Problem to solve:
Extract the entries in their exact form.

Given records:
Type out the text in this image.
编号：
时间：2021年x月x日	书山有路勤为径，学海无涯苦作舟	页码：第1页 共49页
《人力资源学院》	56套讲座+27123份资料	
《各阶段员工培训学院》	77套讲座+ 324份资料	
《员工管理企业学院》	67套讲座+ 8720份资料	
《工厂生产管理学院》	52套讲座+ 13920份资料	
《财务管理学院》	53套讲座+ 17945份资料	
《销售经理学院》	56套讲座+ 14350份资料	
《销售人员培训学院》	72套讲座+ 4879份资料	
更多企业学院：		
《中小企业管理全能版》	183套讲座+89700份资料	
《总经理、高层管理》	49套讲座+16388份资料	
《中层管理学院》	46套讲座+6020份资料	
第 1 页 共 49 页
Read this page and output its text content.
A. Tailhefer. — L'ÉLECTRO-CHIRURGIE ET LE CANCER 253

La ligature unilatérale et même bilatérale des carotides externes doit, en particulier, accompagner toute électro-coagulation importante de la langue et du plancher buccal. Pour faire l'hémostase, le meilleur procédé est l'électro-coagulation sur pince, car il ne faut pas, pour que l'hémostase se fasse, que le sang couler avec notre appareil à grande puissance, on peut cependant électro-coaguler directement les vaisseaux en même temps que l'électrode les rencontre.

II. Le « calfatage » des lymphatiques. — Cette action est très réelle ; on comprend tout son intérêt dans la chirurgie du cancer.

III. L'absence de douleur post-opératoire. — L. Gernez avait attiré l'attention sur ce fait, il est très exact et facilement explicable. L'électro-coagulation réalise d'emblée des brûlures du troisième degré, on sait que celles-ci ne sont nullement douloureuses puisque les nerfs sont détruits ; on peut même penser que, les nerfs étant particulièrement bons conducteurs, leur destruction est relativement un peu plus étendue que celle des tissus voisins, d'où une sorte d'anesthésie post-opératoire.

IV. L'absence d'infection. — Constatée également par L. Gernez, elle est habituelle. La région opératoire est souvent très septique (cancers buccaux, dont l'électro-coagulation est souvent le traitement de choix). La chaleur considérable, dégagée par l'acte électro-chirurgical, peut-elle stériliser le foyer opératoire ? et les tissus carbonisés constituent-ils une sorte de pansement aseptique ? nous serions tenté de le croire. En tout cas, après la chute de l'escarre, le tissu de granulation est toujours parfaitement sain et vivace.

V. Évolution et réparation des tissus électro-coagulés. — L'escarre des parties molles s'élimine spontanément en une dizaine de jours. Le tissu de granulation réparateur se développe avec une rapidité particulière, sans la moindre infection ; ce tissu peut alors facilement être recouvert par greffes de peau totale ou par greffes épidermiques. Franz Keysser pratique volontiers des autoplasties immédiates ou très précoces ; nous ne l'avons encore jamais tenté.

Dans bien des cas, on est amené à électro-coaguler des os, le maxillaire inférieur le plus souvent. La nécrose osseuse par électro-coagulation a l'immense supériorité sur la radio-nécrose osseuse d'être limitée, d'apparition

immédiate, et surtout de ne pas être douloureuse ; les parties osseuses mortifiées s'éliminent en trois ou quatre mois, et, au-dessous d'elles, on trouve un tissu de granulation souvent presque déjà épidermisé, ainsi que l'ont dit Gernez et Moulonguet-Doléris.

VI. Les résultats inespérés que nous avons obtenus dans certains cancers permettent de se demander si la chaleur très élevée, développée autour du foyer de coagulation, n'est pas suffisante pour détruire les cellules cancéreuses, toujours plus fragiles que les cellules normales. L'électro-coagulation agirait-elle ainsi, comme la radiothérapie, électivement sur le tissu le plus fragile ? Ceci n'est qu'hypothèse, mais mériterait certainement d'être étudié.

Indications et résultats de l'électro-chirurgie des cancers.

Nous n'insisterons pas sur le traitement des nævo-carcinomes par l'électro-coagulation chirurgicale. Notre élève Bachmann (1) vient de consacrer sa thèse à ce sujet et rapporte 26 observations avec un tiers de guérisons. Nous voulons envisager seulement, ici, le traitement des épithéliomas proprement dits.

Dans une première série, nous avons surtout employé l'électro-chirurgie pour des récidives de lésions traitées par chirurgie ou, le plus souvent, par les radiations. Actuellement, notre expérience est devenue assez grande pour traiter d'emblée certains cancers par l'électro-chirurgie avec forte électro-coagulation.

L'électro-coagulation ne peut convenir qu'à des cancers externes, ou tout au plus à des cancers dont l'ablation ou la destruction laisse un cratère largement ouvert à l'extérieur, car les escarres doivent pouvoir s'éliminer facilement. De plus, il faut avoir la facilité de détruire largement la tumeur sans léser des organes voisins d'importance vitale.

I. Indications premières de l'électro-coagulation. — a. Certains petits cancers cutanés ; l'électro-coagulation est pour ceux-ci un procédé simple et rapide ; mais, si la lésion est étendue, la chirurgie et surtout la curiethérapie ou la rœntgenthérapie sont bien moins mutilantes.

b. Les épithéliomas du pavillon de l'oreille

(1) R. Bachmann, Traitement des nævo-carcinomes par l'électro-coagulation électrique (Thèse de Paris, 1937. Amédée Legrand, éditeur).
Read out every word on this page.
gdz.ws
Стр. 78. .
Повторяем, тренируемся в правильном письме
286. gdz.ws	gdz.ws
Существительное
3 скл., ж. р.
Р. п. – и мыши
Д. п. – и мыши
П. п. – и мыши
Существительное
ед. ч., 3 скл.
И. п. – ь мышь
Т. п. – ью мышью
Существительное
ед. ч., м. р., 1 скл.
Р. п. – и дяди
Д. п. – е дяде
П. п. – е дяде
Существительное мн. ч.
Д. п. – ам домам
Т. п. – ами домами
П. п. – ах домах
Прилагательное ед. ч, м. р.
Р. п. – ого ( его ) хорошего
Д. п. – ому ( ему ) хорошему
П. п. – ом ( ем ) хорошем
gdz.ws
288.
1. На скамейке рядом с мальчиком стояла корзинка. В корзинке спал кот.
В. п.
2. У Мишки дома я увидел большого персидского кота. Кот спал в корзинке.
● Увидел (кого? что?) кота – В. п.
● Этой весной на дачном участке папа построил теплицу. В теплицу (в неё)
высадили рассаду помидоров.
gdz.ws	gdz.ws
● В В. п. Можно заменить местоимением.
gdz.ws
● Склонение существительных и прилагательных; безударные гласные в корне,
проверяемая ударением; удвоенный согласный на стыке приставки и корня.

Task output:
Type out the text in this image.
编号：
时间：2021年x月x日	书山有路勤为径，学海无涯苦作舟	页码：第1页 共49页
《人力资源学院》	56套讲座+27123份资料	
《各阶段员工培训学院》	77套讲座+ 324份资料	
《员工管理企业学院》	67套讲座+ 8720份资料	
《工厂生产管理学院》	52套讲座+ 13920份资料	
《财务管理学院》	53套讲座+ 17945份资料	
《销售经理学院》	56套讲座+ 14350份资料	
《销售人员培训学院》	72套讲座+ 4879份资料	
更多企业学院：		
《中小企业管理全能版》	183套讲座+89700份资料	
《总经理、高层管理》	49套讲座+16388份资料	
《中层管理学院》	46套讲座+6020份资料	
第 1 页 共 49 页
Read this page and output its text content.
A. Tailhefer. — L'ÉLECTRO-CHIRURGIE ET LE CANCER 253

La ligature unilatérale et même bilatérale des carotides externes doit, en particulier, accompagner toute électro-coagulation importante de la langue et du plancher buccal. Pour faire l'hémostase, le meilleur procédé est l'électro-coagulation sur pince, car il ne faut pas, pour que l'hémostase se fasse, que le sang couler avec notre appareil à grande puissance, on peut cependant électro-coaguler directement les vaisseaux en même temps que l'électrode les rencontre.

II. Le « calfatage » des lymphatiques. — Cette action est très réelle ; on comprend tout son intérêt dans la chirurgie du cancer.

III. L'absence de douleur post-opératoire. — L. Gernez avait attiré l'attention sur ce fait, il est très exact et facilement explicable. L'électro-coagulation réalise d'emblée des brûlures du troisième degré, on sait que celles-ci ne sont nullement douloureuses puisque les nerfs sont détruits ; on peut même penser que, les nerfs étant particulièrement bons conducteurs, leur destruction est relativement un peu plus étendue que celle des tissus voisins, d'où une sorte d'anesthésie post-opératoire.

IV. L'absence d'infection. — Constatée également par L. Gernez, elle est habituelle. La région opératoire est souvent très septique (cancers buccaux, dont l'électro-coagulation est souvent le traitement de choix). La chaleur considérable, dégagée par l'acte électro-chirurgical, peut-elle stériliser le foyer opératoire ? et les tissus carbonisés constituent-ils une sorte de pansement aseptique ? nous serions tenté de le croire. En tout cas, après la chute de l'escarre, le tissu de granulation est toujours parfaitement sain et vivace.

V. Évolution et réparation des tissus électro-coagulés. — L'escarre des parties molles s'élimine spontanément en une dizaine de jours. Le tissu de granulation réparateur se développe avec une rapidité particulière, sans la moindre infection ; ce tissu peut alors facilement être recouvert par greffes de peau totale ou par greffes épidermiques. Franz Keysser pratique volontiers des autoplasties immédiates ou très précoces ; nous ne l'avons encore jamais tenté.

Dans bien des cas, on est amené à électro-coaguler des os, le maxillaire inférieur le plus souvent. La nécrose osseuse par électro-coagulation a l'immense supériorité sur la radio-nécrose osseuse d'être limitée, d'apparition

immédiate, et surtout de ne pas être douloureuse ; les parties osseuses mortifiées s'éliminent en trois ou quatre mois, et, au-dessous d'elles, on trouve un tissu de granulation souvent presque déjà épidermisé, ainsi que l'ont dit Gernez et Moulonguet-Doléris.

VI. Les résultats inespérés que nous avons obtenus dans certains cancers permettent de se demander si la chaleur très élevée, développée autour du foyer de coagulation, n'est pas suffisante pour détruire les cellules cancéreuses, toujours plus fragiles que les cellules normales. L'électro-coagulation agirait-elle ainsi, comme la radiothérapie, électivement sur le tissu le plus fragile ? Ceci n'est qu'hypothèse, mais mériterait certainement d'être étudié.

Indications et résultats de l'électro-chirurgie des cancers.

Nous n'insisterons pas sur le traitement des nævo-carcinomes par l'électro-coagulation chirurgicale. Notre élève Bachmann (1) vient de consacrer sa thèse à ce sujet et rapporte 26 observations avec un tiers de guérisons. Nous voulons envisager seulement, ici, le traitement des épithéliomas proprement dits.

Dans une première série, nous avons surtout employé l'électro-chirurgie pour des récidives de lésions traitées par chirurgie ou, le plus souvent, par les radiations. Actuellement, notre expérience est devenue assez grande pour traiter d'emblée certains cancers par l'électro-chirurgie avec forte électro-coagulation.

L'électro-coagulation ne peut convenir qu'à des cancers externes, ou tout au plus à des cancers dont l'ablation ou la destruction laisse un cratère largement ouvert à l'extérieur, car les escarres doivent pouvoir s'éliminer facilement. De plus, il faut avoir la facilité de détruire largement la tumeur sans léser des organes voisins d'importance vitale.

I. Indications premières de l'électro-coagulation. — a. Certains petits cancers cutanés ; l'électro-coagulation est pour ceux-ci un procédé simple et rapide ; mais, si la lésion est étendue, la chirurgie et surtout la curiethérapie ou la rœntgenthérapie sont bien moins mutilantes.

b. Les épithéliomas du pavillon de l'oreille

(1) R. Bachmann, Traitement des nævo-carcinomes par l'électro-coagulation électrique (Thèse de Paris, 1937. Amédée Legrand, éditeur).
Read out every word on this page.
gdz.ws
Стр. 78. .
Повторяем, тренируемся в правильном письме
286. gdz.ws	gdz.ws
Существительное
3 скл., ж. р.
Р. п. – и мыши
Д. п. – и мыши
П. п. – и мыши
Существительное
ед. ч., 3 скл.
И. п. – ь мышь
Т. п. – ью мышью
Существительное
ед. ч., м. р., 1 скл.
Р. п. – и дяди
Д. п. – е дяде
П. п. – е дяде
Существительное мн. ч.
Д. п. – ам домам
Т. п. – ами домами
П. п. – ах домах
Прилагательное ед. ч, м. р.
Р. п. – ого ( его ) хорошего
Д. п. – ому ( ему ) хорошему
П. п. – ом ( ем ) хорошем
gdz.ws
288.
1. На скамейке рядом с мальчиком стояла корзинка. В корзинке спал кот.
В. п.
2. У Мишки дома я увидел большого персидского кота. Кот спал в корзинке.
● Увидел (кого? что?) кота – В. п.
● Этой весной на дачном участке папа построил теплицу. В теплицу (в неё)
высадили рассаду помидоров.
gdz.ws	gdz.ws
● В В. п. Можно заменить местоимением.
gdz.ws
● Склонение существительных и прилагательных; безударные гласные в корне,
проверяемая ударением; удвоенный согласный на стыке приставки и корня.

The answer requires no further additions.